_What is asked_. Copy out the listing that follows exactly, dropping every picture.

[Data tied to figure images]
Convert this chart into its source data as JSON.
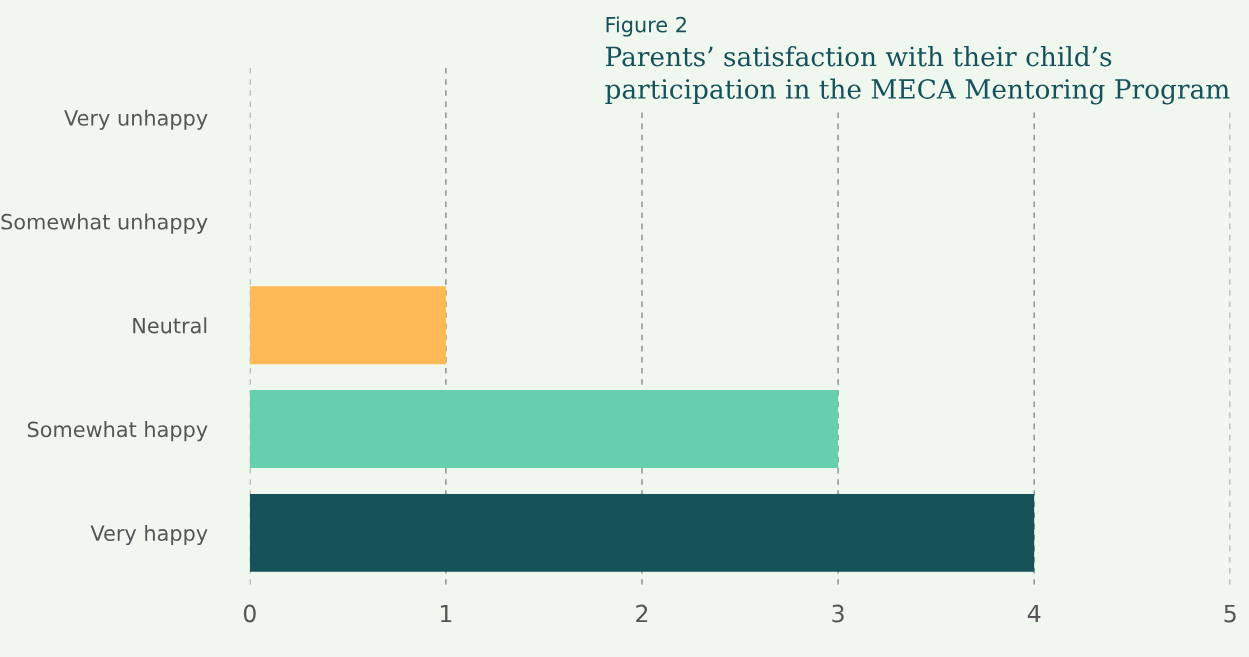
{
  "chart_data": {
    "type": "bar",
    "orientation": "horizontal",
    "subtitle": "Figure 2",
    "title": "Parents’ satisfaction with their child’s\nparticipation in the MECA Mentoring Program",
    "categories": [
      "Very unhappy",
      "Somewhat unhappy",
      "Neutral",
      "Somewhat happy",
      "Very happy"
    ],
    "values": [
      0,
      0,
      1,
      3,
      4
    ],
    "colors": [
      "#ffb957",
      "#ffb957",
      "#ffb957",
      "#66cfae",
      "#16525a"
    ],
    "xlim": [
      0,
      5
    ],
    "xticks": [
      0,
      1,
      2,
      3,
      4,
      5
    ],
    "grid": "x",
    "line_style": "dashed"
  }
}
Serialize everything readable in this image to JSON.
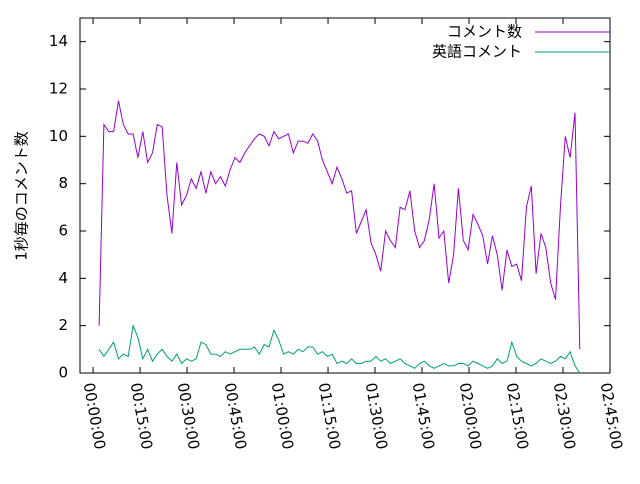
{
  "chart_data": {
    "type": "line",
    "ylabel": "1秒毎のコメント数",
    "x": [
      115,
      208,
      301,
      394,
      487,
      580,
      673,
      766,
      859,
      952,
      1045,
      1138,
      1231,
      1324,
      1417,
      1510,
      1603,
      1696,
      1789,
      1882,
      1975,
      2068,
      2161,
      2254,
      2347,
      2440,
      2533,
      2626,
      2719,
      2812,
      2905,
      2998,
      3091,
      3184,
      3277,
      3370,
      3463,
      3556,
      3649,
      3742,
      3835,
      3928,
      4021,
      4114,
      4207,
      4300,
      4393,
      4486,
      4579,
      4672,
      4765,
      4858,
      4951,
      5044,
      5137,
      5230,
      5323,
      5416,
      5509,
      5602,
      5695,
      5788,
      5881,
      5974,
      6067,
      6160,
      6253,
      6346,
      6439,
      6532,
      6625,
      6718,
      6811,
      6904,
      6997,
      7090,
      7183,
      7276,
      7369,
      7462,
      7555,
      7648,
      7741,
      7834,
      7927,
      8020,
      8113,
      8206,
      8299,
      8392,
      8485,
      8578,
      8671,
      8764,
      8857,
      8950,
      9043,
      9136,
      9229,
      9322
    ],
    "series": [
      {
        "name": "コメント数",
        "color": "#9400d3",
        "values": [
          2,
          10.5,
          10.2,
          10.2,
          11.5,
          10.5,
          10.1,
          10.1,
          9.1,
          10.2,
          8.9,
          9.3,
          10.5,
          10.4,
          7.5,
          5.9,
          8.9,
          7.1,
          7.5,
          8.2,
          7.8,
          8.5,
          7.6,
          8.5,
          8.0,
          8.3,
          7.9,
          8.6,
          9.1,
          8.9,
          9.3,
          9.6,
          9.9,
          10.1,
          10.0,
          9.6,
          10.2,
          9.9,
          10.0,
          10.1,
          9.3,
          9.8,
          9.8,
          9.7,
          10.1,
          9.8,
          9.0,
          8.5,
          8.0,
          8.7,
          8.2,
          7.6,
          7.7,
          5.9,
          6.4,
          6.9,
          5.5,
          5.0,
          4.3,
          6.0,
          5.6,
          5.3,
          7.0,
          6.9,
          7.7,
          6.0,
          5.3,
          5.6,
          6.5,
          8.0,
          5.7,
          6.0,
          3.8,
          5.0,
          7.8,
          5.6,
          5.2,
          6.7,
          6.3,
          5.8,
          4.6,
          5.8,
          5.0,
          3.5,
          5.2,
          4.5,
          4.6,
          3.9,
          7.0,
          7.9,
          4.2,
          5.9,
          5.3,
          3.8,
          3.1,
          7.0,
          10.0,
          9.1,
          11.0,
          1.0
        ]
      },
      {
        "name": "英語コメント",
        "color": "#009e73",
        "values": [
          1.0,
          0.7,
          1.0,
          1.3,
          0.6,
          0.8,
          0.7,
          2.0,
          1.5,
          0.6,
          1.0,
          0.5,
          0.8,
          1.0,
          0.7,
          0.5,
          0.8,
          0.4,
          0.6,
          0.5,
          0.6,
          1.3,
          1.2,
          0.8,
          0.8,
          0.7,
          0.9,
          0.8,
          0.9,
          1.0,
          1.0,
          1.0,
          1.1,
          0.8,
          1.2,
          1.1,
          1.8,
          1.4,
          0.8,
          0.9,
          0.8,
          1.0,
          0.9,
          1.1,
          1.1,
          0.8,
          0.9,
          0.7,
          0.8,
          0.4,
          0.5,
          0.4,
          0.6,
          0.4,
          0.4,
          0.5,
          0.5,
          0.7,
          0.5,
          0.6,
          0.4,
          0.5,
          0.6,
          0.4,
          0.3,
          0.2,
          0.4,
          0.5,
          0.3,
          0.2,
          0.3,
          0.4,
          0.3,
          0.3,
          0.4,
          0.4,
          0.3,
          0.5,
          0.4,
          0.3,
          0.2,
          0.3,
          0.6,
          0.4,
          0.5,
          1.3,
          0.7,
          0.5,
          0.4,
          0.3,
          0.4,
          0.6,
          0.5,
          0.4,
          0.5,
          0.7,
          0.6,
          0.9,
          0.3,
          0.0
        ]
      }
    ],
    "xlim": [
      -250,
      9900
    ],
    "xticks": [
      {
        "value": 0,
        "label": "00:00:00"
      },
      {
        "value": 900,
        "label": "00:15:00"
      },
      {
        "value": 1800,
        "label": "00:30:00"
      },
      {
        "value": 2700,
        "label": "00:45:00"
      },
      {
        "value": 3600,
        "label": "01:00:00"
      },
      {
        "value": 4500,
        "label": "01:15:00"
      },
      {
        "value": 5400,
        "label": "01:30:00"
      },
      {
        "value": 6300,
        "label": "01:45:00"
      },
      {
        "value": 7200,
        "label": "02:00:00"
      },
      {
        "value": 8100,
        "label": "02:15:00"
      },
      {
        "value": 9000,
        "label": "02:30:00"
      },
      {
        "value": 9900,
        "label": "02:45:00"
      }
    ],
    "ylim": [
      0,
      15
    ],
    "yticks": [
      0,
      2,
      4,
      6,
      8,
      10,
      12,
      14
    ],
    "legend": "top-right"
  }
}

_Answer to the exercise_.
Convert this chart into its source data as JSON.
{
  "chart_data": {
    "type": "bar",
    "orientation": "horizontal",
    "subtitle": "Figure 2",
    "title": "Parents’ satisfaction with their child’s\nparticipation in the MECA Mentoring Program",
    "categories": [
      "Very unhappy",
      "Somewhat unhappy",
      "Neutral",
      "Somewhat happy",
      "Very happy"
    ],
    "values": [
      0,
      0,
      1,
      3,
      4
    ],
    "colors": [
      "#ffb957",
      "#ffb957",
      "#ffb957",
      "#66cfae",
      "#16525a"
    ],
    "xlim": [
      0,
      5
    ],
    "xticks": [
      0,
      1,
      2,
      3,
      4,
      5
    ],
    "grid": "x",
    "line_style": "dashed"
  }
}
Serialize everything readable in this image to JSON.
{
  "chart_data": {
    "type": "line",
    "ylabel": "1秒毎のコメント数",
    "x": [
      115,
      208,
      301,
      394,
      487,
      580,
      673,
      766,
      859,
      952,
      1045,
      1138,
      1231,
      1324,
      1417,
      1510,
      1603,
      1696,
      1789,
      1882,
      1975,
      2068,
      2161,
      2254,
      2347,
      2440,
      2533,
      2626,
      2719,
      2812,
      2905,
      2998,
      3091,
      3184,
      3277,
      3370,
      3463,
      3556,
      3649,
      3742,
      3835,
      3928,
      4021,
      4114,
      4207,
      4300,
      4393,
      4486,
      4579,
      4672,
      4765,
      4858,
      4951,
      5044,
      5137,
      5230,
      5323,
      5416,
      5509,
      5602,
      5695,
      5788,
      5881,
      5974,
      6067,
      6160,
      6253,
      6346,
      6439,
      6532,
      6625,
      6718,
      6811,
      6904,
      6997,
      7090,
      7183,
      7276,
      7369,
      7462,
      7555,
      7648,
      7741,
      7834,
      7927,
      8020,
      8113,
      8206,
      8299,
      8392,
      8485,
      8578,
      8671,
      8764,
      8857,
      8950,
      9043,
      9136,
      9229,
      9322
    ],
    "series": [
      {
        "name": "コメント数",
        "color": "#9400d3",
        "values": [
          2,
          10.5,
          10.2,
          10.2,
          11.5,
          10.5,
          10.1,
          10.1,
          9.1,
          10.2,
          8.9,
          9.3,
          10.5,
          10.4,
          7.5,
          5.9,
          8.9,
          7.1,
          7.5,
          8.2,
          7.8,
          8.5,
          7.6,
          8.5,
          8.0,
          8.3,
          7.9,
          8.6,
          9.1,
          8.9,
          9.3,
          9.6,
          9.9,
          10.1,
          10.0,
          9.6,
          10.2,
          9.9,
          10.0,
          10.1,
          9.3,
          9.8,
          9.8,
          9.7,
          10.1,
          9.8,
          9.0,
          8.5,
          8.0,
          8.7,
          8.2,
          7.6,
          7.7,
          5.9,
          6.4,
          6.9,
          5.5,
          5.0,
          4.3,
          6.0,
          5.6,
          5.3,
          7.0,
          6.9,
          7.7,
          6.0,
          5.3,
          5.6,
          6.5,
          8.0,
          5.7,
          6.0,
          3.8,
          5.0,
          7.8,
          5.6,
          5.2,
          6.7,
          6.3,
          5.8,
          4.6,
          5.8,
          5.0,
          3.5,
          5.2,
          4.5,
          4.6,
          3.9,
          7.0,
          7.9,
          4.2,
          5.9,
          5.3,
          3.8,
          3.1,
          7.0,
          10.0,
          9.1,
          11.0,
          1.0
        ]
      },
      {
        "name": "英語コメント",
        "color": "#009e73",
        "values": [
          1.0,
          0.7,
          1.0,
          1.3,
          0.6,
          0.8,
          0.7,
          2.0,
          1.5,
          0.6,
          1.0,
          0.5,
          0.8,
          1.0,
          0.7,
          0.5,
          0.8,
          0.4,
          0.6,
          0.5,
          0.6,
          1.3,
          1.2,
          0.8,
          0.8,
          0.7,
          0.9,
          0.8,
          0.9,
          1.0,
          1.0,
          1.0,
          1.1,
          0.8,
          1.2,
          1.1,
          1.8,
          1.4,
          0.8,
          0.9,
          0.8,
          1.0,
          0.9,
          1.1,
          1.1,
          0.8,
          0.9,
          0.7,
          0.8,
          0.4,
          0.5,
          0.4,
          0.6,
          0.4,
          0.4,
          0.5,
          0.5,
          0.7,
          0.5,
          0.6,
          0.4,
          0.5,
          0.6,
          0.4,
          0.3,
          0.2,
          0.4,
          0.5,
          0.3,
          0.2,
          0.3,
          0.4,
          0.3,
          0.3,
          0.4,
          0.4,
          0.3,
          0.5,
          0.4,
          0.3,
          0.2,
          0.3,
          0.6,
          0.4,
          0.5,
          1.3,
          0.7,
          0.5,
          0.4,
          0.3,
          0.4,
          0.6,
          0.5,
          0.4,
          0.5,
          0.7,
          0.6,
          0.9,
          0.3,
          0.0
        ]
      }
    ],
    "xlim": [
      -250,
      9900
    ],
    "xticks": [
      {
        "value": 0,
        "label": "00:00:00"
      },
      {
        "value": 900,
        "label": "00:15:00"
      },
      {
        "value": 1800,
        "label": "00:30:00"
      },
      {
        "value": 2700,
        "label": "00:45:00"
      },
      {
        "value": 3600,
        "label": "01:00:00"
      },
      {
        "value": 4500,
        "label": "01:15:00"
      },
      {
        "value": 5400,
        "label": "01:30:00"
      },
      {
        "value": 6300,
        "label": "01:45:00"
      },
      {
        "value": 7200,
        "label": "02:00:00"
      },
      {
        "value": 8100,
        "label": "02:15:00"
      },
      {
        "value": 9000,
        "label": "02:30:00"
      },
      {
        "value": 9900,
        "label": "02:45:00"
      }
    ],
    "ylim": [
      0,
      15
    ],
    "yticks": [
      0,
      2,
      4,
      6,
      8,
      10,
      12,
      14
    ],
    "legend": "top-right"
  }
}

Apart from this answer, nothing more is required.